►
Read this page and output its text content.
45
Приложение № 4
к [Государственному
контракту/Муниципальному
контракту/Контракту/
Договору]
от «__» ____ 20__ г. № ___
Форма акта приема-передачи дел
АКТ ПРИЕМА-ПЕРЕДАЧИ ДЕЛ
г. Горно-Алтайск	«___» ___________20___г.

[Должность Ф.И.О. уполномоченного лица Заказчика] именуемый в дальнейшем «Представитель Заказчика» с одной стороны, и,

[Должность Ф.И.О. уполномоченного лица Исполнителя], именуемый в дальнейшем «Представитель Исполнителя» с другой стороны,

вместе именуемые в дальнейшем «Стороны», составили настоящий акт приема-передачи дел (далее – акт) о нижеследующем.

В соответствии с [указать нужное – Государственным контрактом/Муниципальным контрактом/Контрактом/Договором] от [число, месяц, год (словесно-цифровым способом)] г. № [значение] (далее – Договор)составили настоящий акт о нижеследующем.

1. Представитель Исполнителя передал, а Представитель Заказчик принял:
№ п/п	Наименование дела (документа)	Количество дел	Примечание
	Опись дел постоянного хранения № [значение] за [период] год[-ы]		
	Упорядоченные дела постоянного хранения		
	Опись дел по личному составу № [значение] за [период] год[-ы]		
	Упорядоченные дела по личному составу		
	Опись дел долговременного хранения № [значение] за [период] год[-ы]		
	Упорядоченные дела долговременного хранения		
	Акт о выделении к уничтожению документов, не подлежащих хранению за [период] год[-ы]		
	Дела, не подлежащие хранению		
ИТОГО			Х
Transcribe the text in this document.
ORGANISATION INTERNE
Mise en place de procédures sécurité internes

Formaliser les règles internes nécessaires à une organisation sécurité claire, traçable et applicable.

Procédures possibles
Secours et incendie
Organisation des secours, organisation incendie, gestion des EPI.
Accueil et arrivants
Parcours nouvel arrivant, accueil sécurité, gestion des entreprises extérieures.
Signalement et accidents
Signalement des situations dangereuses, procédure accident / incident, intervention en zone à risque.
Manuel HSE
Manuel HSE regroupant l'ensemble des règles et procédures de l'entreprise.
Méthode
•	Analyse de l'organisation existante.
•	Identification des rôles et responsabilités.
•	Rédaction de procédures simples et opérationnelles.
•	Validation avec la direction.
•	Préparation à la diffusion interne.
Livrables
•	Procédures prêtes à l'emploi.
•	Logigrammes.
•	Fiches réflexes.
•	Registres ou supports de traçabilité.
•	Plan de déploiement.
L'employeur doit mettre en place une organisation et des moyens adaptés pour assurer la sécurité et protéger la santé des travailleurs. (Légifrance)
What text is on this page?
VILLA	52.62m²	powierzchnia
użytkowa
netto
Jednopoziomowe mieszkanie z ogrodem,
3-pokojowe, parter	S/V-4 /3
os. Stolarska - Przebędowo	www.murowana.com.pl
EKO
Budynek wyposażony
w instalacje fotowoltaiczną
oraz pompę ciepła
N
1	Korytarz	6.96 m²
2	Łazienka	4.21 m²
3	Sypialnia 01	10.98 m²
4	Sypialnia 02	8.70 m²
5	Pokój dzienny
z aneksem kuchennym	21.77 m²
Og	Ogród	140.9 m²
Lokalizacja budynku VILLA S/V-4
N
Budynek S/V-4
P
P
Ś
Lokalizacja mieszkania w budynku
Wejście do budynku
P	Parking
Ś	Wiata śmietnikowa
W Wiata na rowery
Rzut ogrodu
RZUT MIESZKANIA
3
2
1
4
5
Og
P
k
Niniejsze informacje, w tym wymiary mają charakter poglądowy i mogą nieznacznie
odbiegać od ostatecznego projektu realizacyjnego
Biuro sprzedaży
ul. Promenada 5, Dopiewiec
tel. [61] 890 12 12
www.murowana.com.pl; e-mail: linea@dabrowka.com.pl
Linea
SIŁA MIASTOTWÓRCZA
◄
# GOAL OF THE EXERCISE:
Locate the string "place" in the listing above and copy every line where it occurs.

# SOLUTION BELOW:
Mise en place de procédures sécurité internes
L'employeur doit mettre en place une organisation et des moyens adaptés pour assurer la sécurité et protéger la santé des travailleurs. (Légifrance)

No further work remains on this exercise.